_提示本文_
▬▬▬
3 アブラム乃ち俯伏たり神又彼に告て言たまひけるは
Toen viel Abram op zijn aangezicht, en God sprak met hem, zeggende:
4 我汝とわが契約を立つ汝は衆多の國民の父となるべし
Mij aangaande, zie, Mijn verbond is met u; en gij zult tot een vader van menigte der volken worden!
5 汝の名を此後アブラムと呼ぶべからず汝の名をアブラハム(衆多の人の父)とよぶべし其は我汝を衆多の國民の父と爲ばなり
En uw naam zal niet meer genoemd worden Abram; maar uw naam zal wezen Abraham; want Ik heb u gesteld tot een vader van menigte der volken.
6 我汝をして衆多の子孫を得せしめ國々の民を汝より起さん王等汝より出べし
En Ik zal u gans zeer vruchtbaar maken, en Ik zal u tot volken stellen, en koningen zullen uit u voortkomen.
7 我わが契約を我と汝および汝の後の世々の子孫との間に立て永久の契約となし汝および汝の後の子孫の神となるべし
En Ik zal Mijn verbond oprichten tussen Mij en tussen u, en tussen uw zaad na u in hun geslachten, tot een eeuwig verbond, om u te zijn tot een God, en uw zaad na u.
8 我汝と汝の後の子孫に此汝が寄寓る地即ちカナンの全地を與へて永久の產業となさん而して我彼等の神となるべし
En Ik zal u, en uw zaad na u, het land uwer vreemdelingschappen geven, het gehele land Kanaan, tot eeuwige bezitting; en Ik zal hun tot een God zijn.
9 神またアブラハムに言たまひけるは然ば汝と汝の後の世々の子孫わが契約を守るべし
Voorts zeide God tot Abraham: Gij nu zult Mijn verbond houden, gij, en uw zaad na u, in hun geslachten.
10 汝等の中の男子は咸割禮を受べし是は我と汝等および汝の後の子孫の間の我が契約にして汝等の守るべき者なり
Dit is Mijn verbond, dat gijlieden houden zult tussen Mij en tussen u, en tussen uw zaad na u: dat al wat mannelijk is, u besneden worde.
11 汝等其陽の皮を割べし是我と汝等の間の契約の徴なり
En gij zult het vlees uwer voorhuid besnijden; en dat zal tot een teken zijn van het verbond tussen Mij en tussen u.
12 汝等の代々の男子は家に生れたる者も異邦人より金にて買たる汝の子孫ならざる者も皆生れて八日に至らば割禮を受べし
Een zoontje dan van acht dagen zal u besneden worden, al wat mannelijk is in uw geslachten: de ingeborene van het huis, en de gekochte met geld van allen vreemde, welke niet is van uw zaad;
13 汝の家に生れたる者も汝の金にて買たる者も割禮を受ざるべからず斯我契約汝等の身にありて永久の契約となるべし
De ingeborene van uw huis, en de gekochte met uw geld zal zekerlijk besneden worden; en Mijn verbond zal zijn in ulieder vlees, tot een eeuwig verbond.
▬▬▬
_表示データ_
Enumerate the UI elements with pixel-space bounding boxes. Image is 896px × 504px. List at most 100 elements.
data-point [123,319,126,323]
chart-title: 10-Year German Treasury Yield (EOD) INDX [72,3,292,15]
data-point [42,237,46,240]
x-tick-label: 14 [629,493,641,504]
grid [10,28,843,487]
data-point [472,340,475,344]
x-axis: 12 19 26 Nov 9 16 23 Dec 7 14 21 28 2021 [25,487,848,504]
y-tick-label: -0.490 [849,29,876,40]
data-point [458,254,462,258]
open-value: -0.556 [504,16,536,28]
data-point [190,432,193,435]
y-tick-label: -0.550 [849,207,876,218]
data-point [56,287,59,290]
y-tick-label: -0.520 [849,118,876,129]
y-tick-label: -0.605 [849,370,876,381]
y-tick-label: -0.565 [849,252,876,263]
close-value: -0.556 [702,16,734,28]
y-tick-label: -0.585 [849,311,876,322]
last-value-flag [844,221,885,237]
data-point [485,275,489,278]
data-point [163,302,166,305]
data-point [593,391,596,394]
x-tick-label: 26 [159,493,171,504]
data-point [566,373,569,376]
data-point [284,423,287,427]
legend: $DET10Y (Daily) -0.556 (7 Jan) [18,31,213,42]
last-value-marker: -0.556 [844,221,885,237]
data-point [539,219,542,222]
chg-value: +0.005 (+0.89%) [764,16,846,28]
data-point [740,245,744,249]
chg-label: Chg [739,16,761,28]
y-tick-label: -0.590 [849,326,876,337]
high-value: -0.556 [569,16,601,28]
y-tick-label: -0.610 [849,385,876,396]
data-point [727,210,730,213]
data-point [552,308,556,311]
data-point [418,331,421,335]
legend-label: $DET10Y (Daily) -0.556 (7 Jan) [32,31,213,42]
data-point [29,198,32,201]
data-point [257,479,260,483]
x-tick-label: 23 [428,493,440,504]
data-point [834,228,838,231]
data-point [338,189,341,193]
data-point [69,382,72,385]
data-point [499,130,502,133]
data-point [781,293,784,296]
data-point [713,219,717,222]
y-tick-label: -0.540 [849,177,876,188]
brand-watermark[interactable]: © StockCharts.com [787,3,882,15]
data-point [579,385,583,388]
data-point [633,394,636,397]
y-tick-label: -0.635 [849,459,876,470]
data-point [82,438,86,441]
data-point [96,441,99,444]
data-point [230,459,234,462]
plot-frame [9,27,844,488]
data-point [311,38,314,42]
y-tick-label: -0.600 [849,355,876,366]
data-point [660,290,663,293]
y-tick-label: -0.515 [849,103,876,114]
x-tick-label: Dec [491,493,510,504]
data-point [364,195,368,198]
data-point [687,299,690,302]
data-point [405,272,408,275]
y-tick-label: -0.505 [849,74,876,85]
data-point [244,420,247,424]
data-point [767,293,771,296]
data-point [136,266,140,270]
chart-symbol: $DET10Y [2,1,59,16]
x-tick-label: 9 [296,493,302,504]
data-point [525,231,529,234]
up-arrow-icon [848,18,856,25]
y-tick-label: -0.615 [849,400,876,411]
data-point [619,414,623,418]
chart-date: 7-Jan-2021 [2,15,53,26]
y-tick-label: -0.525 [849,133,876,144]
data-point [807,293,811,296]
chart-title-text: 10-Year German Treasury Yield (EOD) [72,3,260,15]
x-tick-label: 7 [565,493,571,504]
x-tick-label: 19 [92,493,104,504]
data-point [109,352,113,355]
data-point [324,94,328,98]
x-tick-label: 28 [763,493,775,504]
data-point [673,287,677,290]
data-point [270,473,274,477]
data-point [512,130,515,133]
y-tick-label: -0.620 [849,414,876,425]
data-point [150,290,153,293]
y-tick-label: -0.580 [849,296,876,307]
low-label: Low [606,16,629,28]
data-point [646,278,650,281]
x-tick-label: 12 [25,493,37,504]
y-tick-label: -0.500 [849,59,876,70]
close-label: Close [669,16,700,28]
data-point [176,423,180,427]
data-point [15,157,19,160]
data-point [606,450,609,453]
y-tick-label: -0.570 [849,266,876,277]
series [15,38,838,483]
▬▬▬
_作業内容_
(A) 契約に関する本文について、次の問いに答えよ。
(i) 神はアブラムの名を今後何と呼ぶべきだと告げているか。
(ii) 永久の産業として与えられる地はどこか。
(iii) 男子は生まれて何日に至ったら割礼を受けるべきとされているか。
(B) 契約に関する本文を、13節の後から書き継げ。14節から始め、文語の日本語の行とオランダ語の行を交互に置く同じ形式とすること。

_解答_
(A)
(i) アブラハム（衆多の人の父）
(ii) カナンの全地
(iii) 八日

(B)
14 割禮を受ざる男兒即ち其陽の皮を割ざる者は我契約を破るによりて其人其民の中より絶るべし
En wat mannelijk is, de voorhuid hebbende, wiens voorhuids vlees niet zal besneden worden, dezelve ziel zal uit haar volken uitgeroeid worden; hij heeft Mijn verbond gebroken.
15 神又アブラハムの言たまひけるは汝の妻サライは其名をサライと稱ぶべからず其名をサラと爲べし
Nog zeide God tot Abraham: Gij zult den naam van uw huisvrouw Sarai, niet Sarai noemen; maar haar naam zal zijn Sara.
16 我彼を祝み彼よりして亦汝に一人の男子を授けん我彼を祝み彼をして諸邦の民の母とならしむべし諸の民の王等彼より出べし
Want Ik zal haar zegenen, en u ook uit haar een zoon geven; ja, Ik zal haar zegenen, zodat zij tot volken worden zal: koningen der volken zullen uit haar worden!
17 アブラハム俯伏て哂ひ其心に謂けるは百歳の人に豈で子の生るることあらんや又サラは九十歳なれば豈で產ことをなさんやと
Toen viel Abraham op zijn aangezicht, en hij lachte; en hij zeide in zijn hart: Zal een, die honderd jaren oud is, een kind geboren worden; en zal Sara, die negentig jaren oud is, baren?
18 アブラハム遂に神にむかひて願くはイシマエルの汝のまへに生存へんことをと曰ふ
En Abraham zeide tot God: Och, dat Ismael mocht leven voor Uw aangezicht!
19 神言たまひけるは汝の妻サラ必ず子を生ん汝其名をイサクと名くべし我彼および其後の子孫と契約を立て永久の契約となさん
En God zeide: Voorwaar, Sara, uw huisvrouw, zal u een zoon baren, en gij zult zijn naam noemen Izak; en Ik zal Mijn verbond met hem oprichten, tot een eeuwig verbond zijn zade na hem.
20 又イシマエルの事に關ては我汝の願を聽たり視よ我彼を祝みて多衆の子孫を得さしめ大に彼の子孫を増すべし彼十二の君王を生ん我彼を大なる國民となすべし
En aangaande Ismael heb Ik u verhoord; zie, Ik heb hem gezegend, en zal hem vruchtbaar maken, en hem gans zeer vermenigvuldigen; twaalf vorsten zal hij gewinnen, en Ik zal hem tot een groot volk stellen;
21 然どわが契約は我翌年の今頃サラが汝に生ん所のイサクと之を立べし
Maar Mijn verbond zal Ik met Izak oprichten, die u Sara op dezen gezetten tijd in het andere jaar baren zal.
22 神アブラハムと言ことを竟へ彼を離れて昇り給へり
En Hij eindigde met hem te spreken, en God voer op van Abraham.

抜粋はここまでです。